--- START RECORDS FOR THIS TASK ---
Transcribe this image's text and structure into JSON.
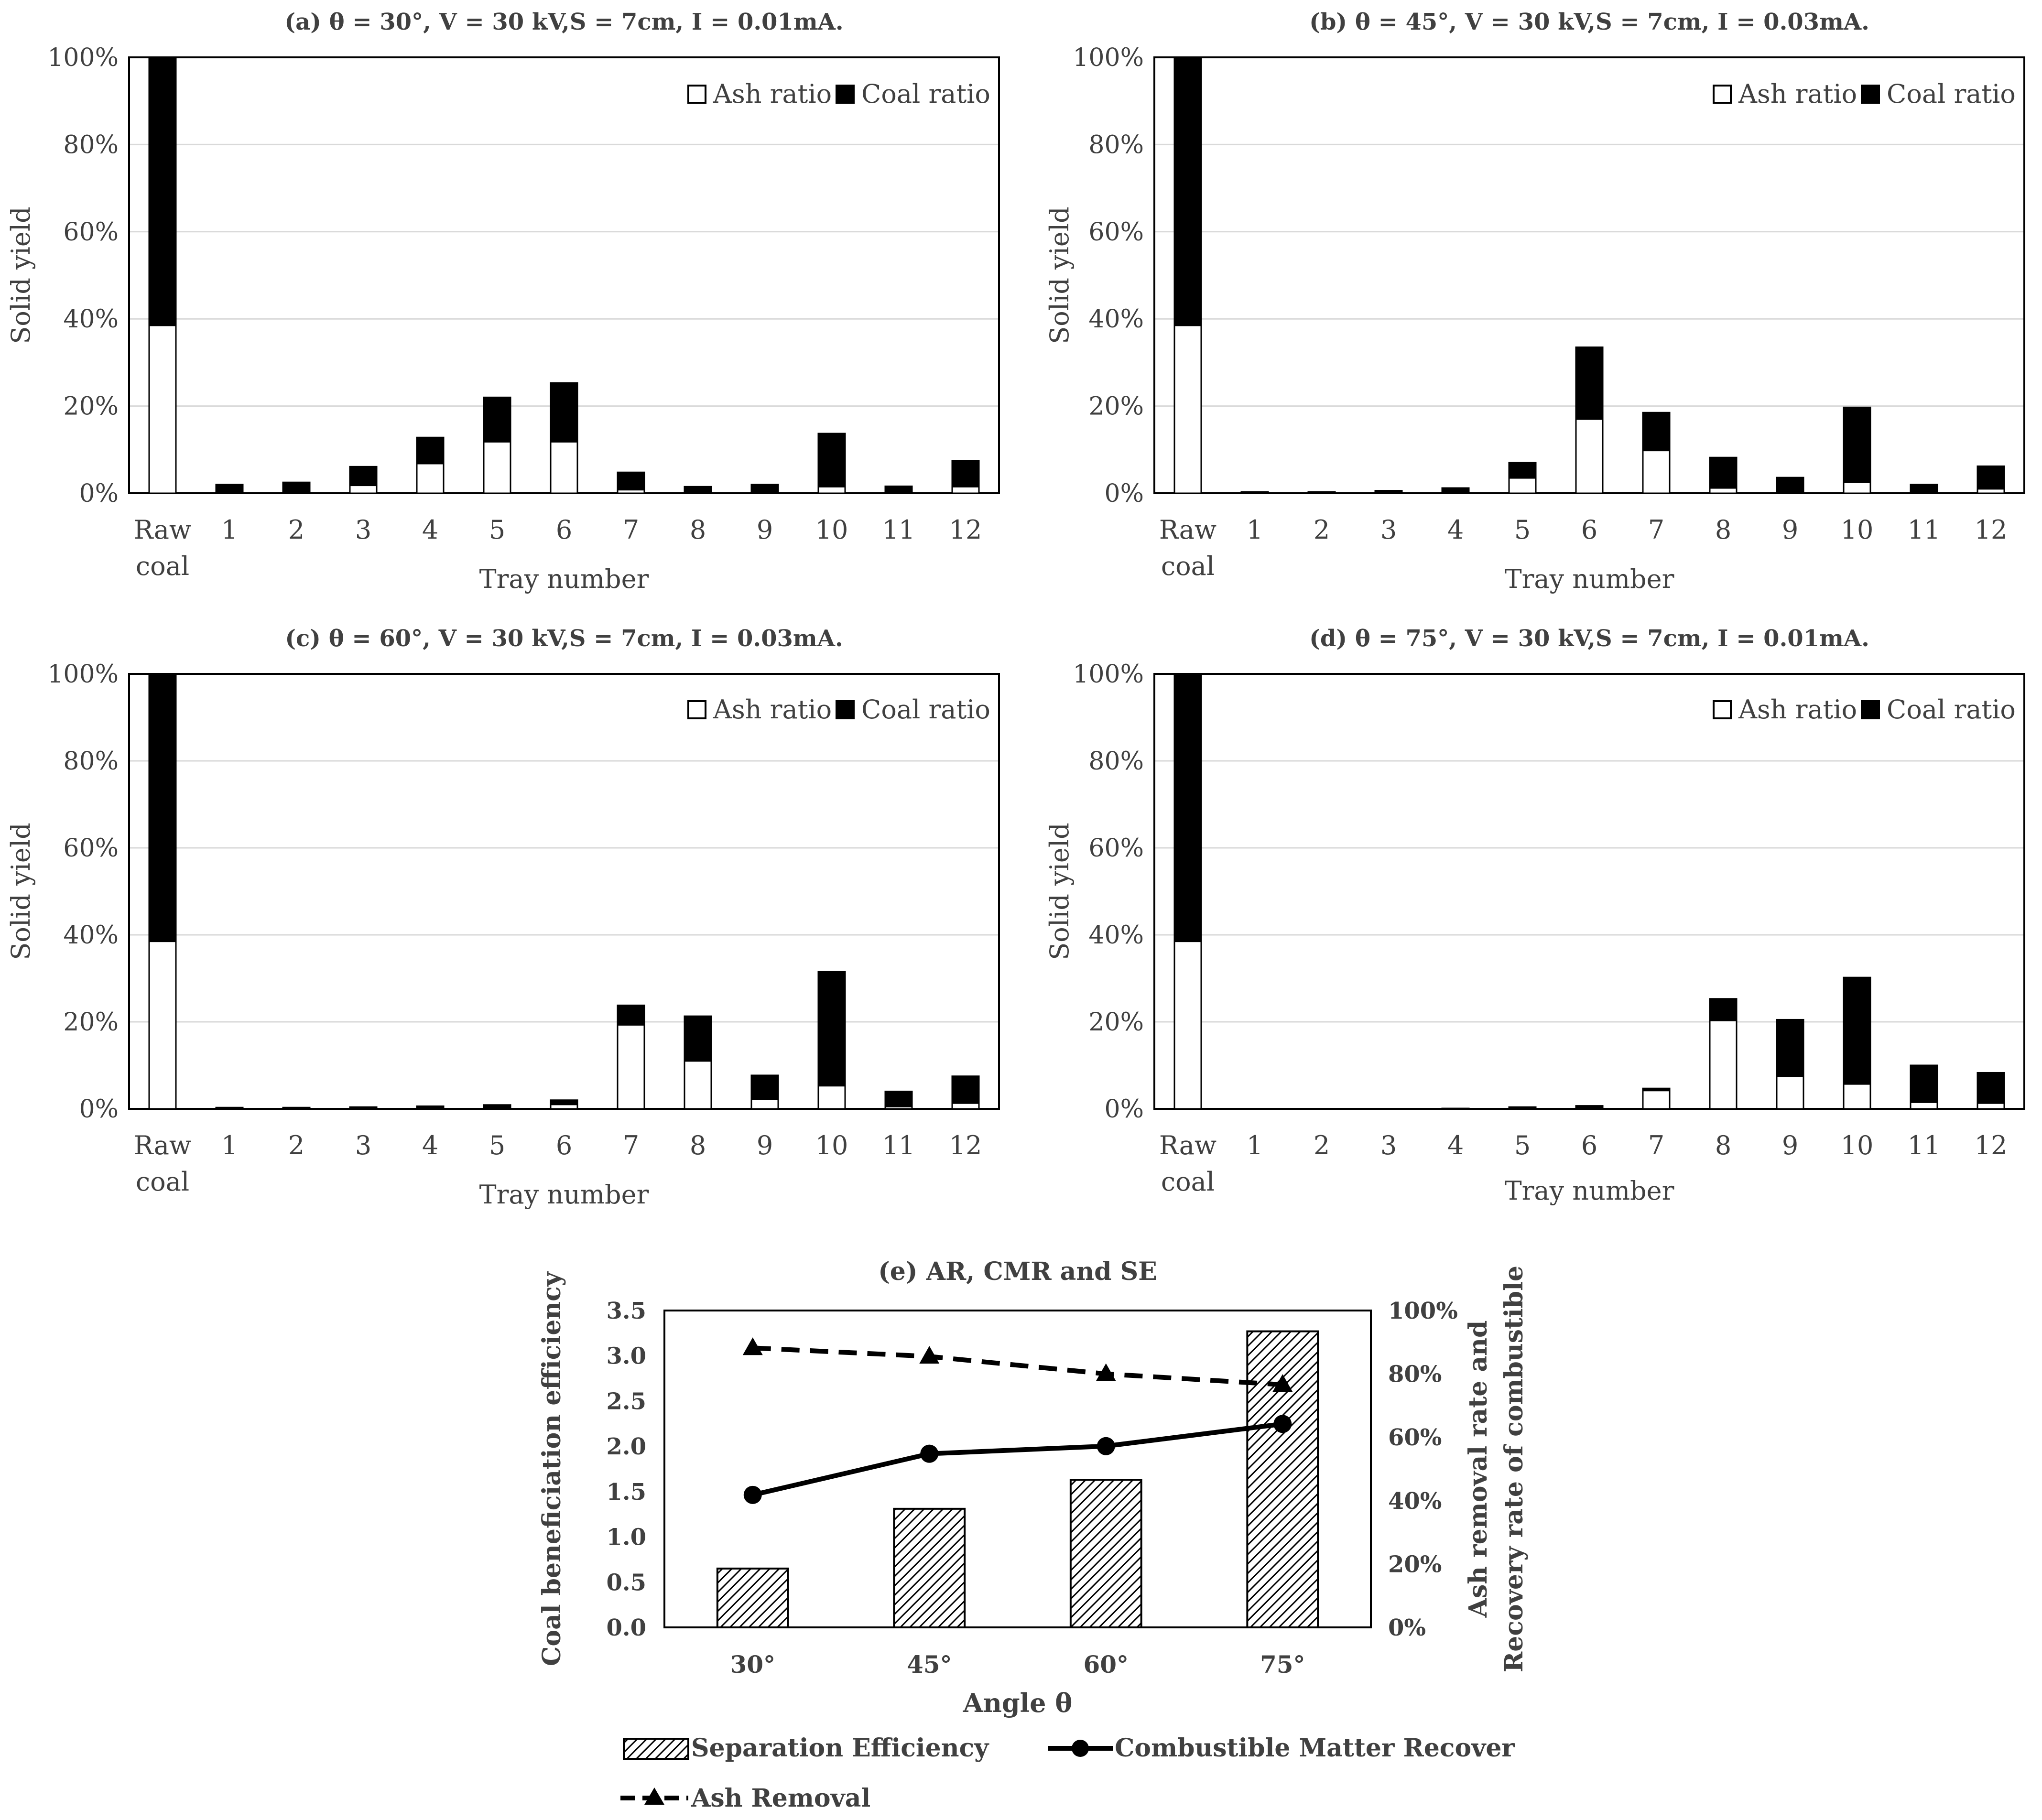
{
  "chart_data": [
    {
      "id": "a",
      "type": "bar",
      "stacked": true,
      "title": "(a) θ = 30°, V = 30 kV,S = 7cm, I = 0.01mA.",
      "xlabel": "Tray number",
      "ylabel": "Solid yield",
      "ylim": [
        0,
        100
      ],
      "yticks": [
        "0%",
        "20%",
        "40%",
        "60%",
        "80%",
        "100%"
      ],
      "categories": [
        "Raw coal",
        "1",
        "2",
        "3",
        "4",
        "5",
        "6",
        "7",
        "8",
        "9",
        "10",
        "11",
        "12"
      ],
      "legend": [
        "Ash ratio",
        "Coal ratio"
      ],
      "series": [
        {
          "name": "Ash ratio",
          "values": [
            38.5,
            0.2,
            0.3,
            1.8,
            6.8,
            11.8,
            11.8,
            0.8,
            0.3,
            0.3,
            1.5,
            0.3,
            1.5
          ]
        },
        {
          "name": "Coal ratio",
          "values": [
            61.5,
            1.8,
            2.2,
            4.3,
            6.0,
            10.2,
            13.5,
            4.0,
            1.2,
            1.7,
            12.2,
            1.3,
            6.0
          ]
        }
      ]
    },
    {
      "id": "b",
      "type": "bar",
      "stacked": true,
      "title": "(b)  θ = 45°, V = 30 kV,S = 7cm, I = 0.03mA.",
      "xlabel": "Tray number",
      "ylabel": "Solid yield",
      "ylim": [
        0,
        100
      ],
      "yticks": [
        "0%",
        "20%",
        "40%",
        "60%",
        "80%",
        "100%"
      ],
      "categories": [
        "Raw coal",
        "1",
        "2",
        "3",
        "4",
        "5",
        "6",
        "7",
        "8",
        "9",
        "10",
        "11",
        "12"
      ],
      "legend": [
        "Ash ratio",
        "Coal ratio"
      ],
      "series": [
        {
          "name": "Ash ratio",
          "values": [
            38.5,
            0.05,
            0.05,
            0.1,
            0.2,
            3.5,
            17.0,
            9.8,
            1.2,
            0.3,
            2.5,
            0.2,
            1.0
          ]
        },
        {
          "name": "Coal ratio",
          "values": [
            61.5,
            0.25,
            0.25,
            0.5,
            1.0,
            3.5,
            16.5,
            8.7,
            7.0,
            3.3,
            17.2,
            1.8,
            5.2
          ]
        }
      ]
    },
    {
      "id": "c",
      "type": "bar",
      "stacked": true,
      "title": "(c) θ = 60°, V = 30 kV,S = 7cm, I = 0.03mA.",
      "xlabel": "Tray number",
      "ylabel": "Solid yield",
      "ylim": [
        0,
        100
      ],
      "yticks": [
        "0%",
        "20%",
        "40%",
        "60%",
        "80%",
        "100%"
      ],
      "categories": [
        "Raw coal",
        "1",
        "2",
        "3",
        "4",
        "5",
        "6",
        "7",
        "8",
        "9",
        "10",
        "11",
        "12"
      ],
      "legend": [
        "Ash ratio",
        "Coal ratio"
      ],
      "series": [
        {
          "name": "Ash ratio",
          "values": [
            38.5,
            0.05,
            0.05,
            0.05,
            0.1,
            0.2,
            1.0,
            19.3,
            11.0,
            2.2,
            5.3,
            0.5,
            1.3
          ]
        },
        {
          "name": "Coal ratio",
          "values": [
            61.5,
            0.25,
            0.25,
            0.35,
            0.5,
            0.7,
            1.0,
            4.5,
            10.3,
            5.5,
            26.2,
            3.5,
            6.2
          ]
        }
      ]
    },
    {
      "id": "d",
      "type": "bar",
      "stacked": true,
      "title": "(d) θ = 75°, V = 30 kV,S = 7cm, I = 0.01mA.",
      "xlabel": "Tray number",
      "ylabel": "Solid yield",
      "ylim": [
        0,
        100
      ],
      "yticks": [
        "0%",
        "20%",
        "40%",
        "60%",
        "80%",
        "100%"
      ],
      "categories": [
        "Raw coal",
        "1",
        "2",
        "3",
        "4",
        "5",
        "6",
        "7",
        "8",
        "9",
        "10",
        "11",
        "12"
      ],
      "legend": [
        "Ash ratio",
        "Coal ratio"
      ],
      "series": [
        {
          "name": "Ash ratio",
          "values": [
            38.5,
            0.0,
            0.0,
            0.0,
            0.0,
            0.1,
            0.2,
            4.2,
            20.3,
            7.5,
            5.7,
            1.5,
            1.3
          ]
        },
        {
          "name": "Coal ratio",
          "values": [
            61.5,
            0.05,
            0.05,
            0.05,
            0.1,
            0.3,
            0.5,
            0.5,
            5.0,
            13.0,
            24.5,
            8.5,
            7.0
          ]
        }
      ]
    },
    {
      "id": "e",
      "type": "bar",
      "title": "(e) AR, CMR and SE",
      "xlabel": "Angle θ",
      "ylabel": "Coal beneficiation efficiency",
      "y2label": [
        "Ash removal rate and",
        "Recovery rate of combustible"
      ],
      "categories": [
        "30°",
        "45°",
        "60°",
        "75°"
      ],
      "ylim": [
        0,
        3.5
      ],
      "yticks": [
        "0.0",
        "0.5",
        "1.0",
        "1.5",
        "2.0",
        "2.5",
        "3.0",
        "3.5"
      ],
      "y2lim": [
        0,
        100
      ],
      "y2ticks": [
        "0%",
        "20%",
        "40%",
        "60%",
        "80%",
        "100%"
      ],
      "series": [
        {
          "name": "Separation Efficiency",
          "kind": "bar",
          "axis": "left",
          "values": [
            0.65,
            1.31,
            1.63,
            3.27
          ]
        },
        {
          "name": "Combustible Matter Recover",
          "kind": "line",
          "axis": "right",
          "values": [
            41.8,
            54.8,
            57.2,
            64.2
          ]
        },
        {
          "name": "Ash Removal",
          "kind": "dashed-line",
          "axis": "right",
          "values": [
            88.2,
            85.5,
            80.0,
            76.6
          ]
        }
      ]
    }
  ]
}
--- END RECORDS FOR THIS TASK ---
> [WHAT THE EXERCISE ASKS]:
Retype the records exactly. Any image in them should not appear in what you write.

> [RESPONSE TO THIS TASK]:
Transcribe this image's text and structure into JSON.
{
  "chart_data": [
    {
      "id": "a",
      "type": "bar",
      "stacked": true,
      "title": "(a) θ = 30°, V = 30 kV,S = 7cm, I = 0.01mA.",
      "xlabel": "Tray number",
      "ylabel": "Solid yield",
      "ylim": [
        0,
        100
      ],
      "yticks": [
        "0%",
        "20%",
        "40%",
        "60%",
        "80%",
        "100%"
      ],
      "categories": [
        "Raw coal",
        "1",
        "2",
        "3",
        "4",
        "5",
        "6",
        "7",
        "8",
        "9",
        "10",
        "11",
        "12"
      ],
      "legend": [
        "Ash ratio",
        "Coal ratio"
      ],
      "series": [
        {
          "name": "Ash ratio",
          "values": [
            38.5,
            0.2,
            0.3,
            1.8,
            6.8,
            11.8,
            11.8,
            0.8,
            0.3,
            0.3,
            1.5,
            0.3,
            1.5
          ]
        },
        {
          "name": "Coal ratio",
          "values": [
            61.5,
            1.8,
            2.2,
            4.3,
            6.0,
            10.2,
            13.5,
            4.0,
            1.2,
            1.7,
            12.2,
            1.3,
            6.0
          ]
        }
      ]
    },
    {
      "id": "b",
      "type": "bar",
      "stacked": true,
      "title": "(b)  θ = 45°, V = 30 kV,S = 7cm, I = 0.03mA.",
      "xlabel": "Tray number",
      "ylabel": "Solid yield",
      "ylim": [
        0,
        100
      ],
      "yticks": [
        "0%",
        "20%",
        "40%",
        "60%",
        "80%",
        "100%"
      ],
      "categories": [
        "Raw coal",
        "1",
        "2",
        "3",
        "4",
        "5",
        "6",
        "7",
        "8",
        "9",
        "10",
        "11",
        "12"
      ],
      "legend": [
        "Ash ratio",
        "Coal ratio"
      ],
      "series": [
        {
          "name": "Ash ratio",
          "values": [
            38.5,
            0.05,
            0.05,
            0.1,
            0.2,
            3.5,
            17.0,
            9.8,
            1.2,
            0.3,
            2.5,
            0.2,
            1.0
          ]
        },
        {
          "name": "Coal ratio",
          "values": [
            61.5,
            0.25,
            0.25,
            0.5,
            1.0,
            3.5,
            16.5,
            8.7,
            7.0,
            3.3,
            17.2,
            1.8,
            5.2
          ]
        }
      ]
    },
    {
      "id": "c",
      "type": "bar",
      "stacked": true,
      "title": "(c) θ = 60°, V = 30 kV,S = 7cm, I = 0.03mA.",
      "xlabel": "Tray number",
      "ylabel": "Solid yield",
      "ylim": [
        0,
        100
      ],
      "yticks": [
        "0%",
        "20%",
        "40%",
        "60%",
        "80%",
        "100%"
      ],
      "categories": [
        "Raw coal",
        "1",
        "2",
        "3",
        "4",
        "5",
        "6",
        "7",
        "8",
        "9",
        "10",
        "11",
        "12"
      ],
      "legend": [
        "Ash ratio",
        "Coal ratio"
      ],
      "series": [
        {
          "name": "Ash ratio",
          "values": [
            38.5,
            0.05,
            0.05,
            0.05,
            0.1,
            0.2,
            1.0,
            19.3,
            11.0,
            2.2,
            5.3,
            0.5,
            1.3
          ]
        },
        {
          "name": "Coal ratio",
          "values": [
            61.5,
            0.25,
            0.25,
            0.35,
            0.5,
            0.7,
            1.0,
            4.5,
            10.3,
            5.5,
            26.2,
            3.5,
            6.2
          ]
        }
      ]
    },
    {
      "id": "d",
      "type": "bar",
      "stacked": true,
      "title": "(d) θ = 75°, V = 30 kV,S = 7cm, I = 0.01mA.",
      "xlabel": "Tray number",
      "ylabel": "Solid yield",
      "ylim": [
        0,
        100
      ],
      "yticks": [
        "0%",
        "20%",
        "40%",
        "60%",
        "80%",
        "100%"
      ],
      "categories": [
        "Raw coal",
        "1",
        "2",
        "3",
        "4",
        "5",
        "6",
        "7",
        "8",
        "9",
        "10",
        "11",
        "12"
      ],
      "legend": [
        "Ash ratio",
        "Coal ratio"
      ],
      "series": [
        {
          "name": "Ash ratio",
          "values": [
            38.5,
            0.0,
            0.0,
            0.0,
            0.0,
            0.1,
            0.2,
            4.2,
            20.3,
            7.5,
            5.7,
            1.5,
            1.3
          ]
        },
        {
          "name": "Coal ratio",
          "values": [
            61.5,
            0.05,
            0.05,
            0.05,
            0.1,
            0.3,
            0.5,
            0.5,
            5.0,
            13.0,
            24.5,
            8.5,
            7.0
          ]
        }
      ]
    },
    {
      "id": "e",
      "type": "bar",
      "title": "(e) AR, CMR and SE",
      "xlabel": "Angle θ",
      "ylabel": "Coal beneficiation efficiency",
      "y2label": [
        "Ash removal rate and",
        "Recovery rate of combustible"
      ],
      "categories": [
        "30°",
        "45°",
        "60°",
        "75°"
      ],
      "ylim": [
        0,
        3.5
      ],
      "yticks": [
        "0.0",
        "0.5",
        "1.0",
        "1.5",
        "2.0",
        "2.5",
        "3.0",
        "3.5"
      ],
      "y2lim": [
        0,
        100
      ],
      "y2ticks": [
        "0%",
        "20%",
        "40%",
        "60%",
        "80%",
        "100%"
      ],
      "series": [
        {
          "name": "Separation Efficiency",
          "kind": "bar",
          "axis": "left",
          "values": [
            0.65,
            1.31,
            1.63,
            3.27
          ]
        },
        {
          "name": "Combustible Matter Recover",
          "kind": "line",
          "axis": "right",
          "values": [
            41.8,
            54.8,
            57.2,
            64.2
          ]
        },
        {
          "name": "Ash Removal",
          "kind": "dashed-line",
          "axis": "right",
          "values": [
            88.2,
            85.5,
            80.0,
            76.6
          ]
        }
      ]
    }
  ]
}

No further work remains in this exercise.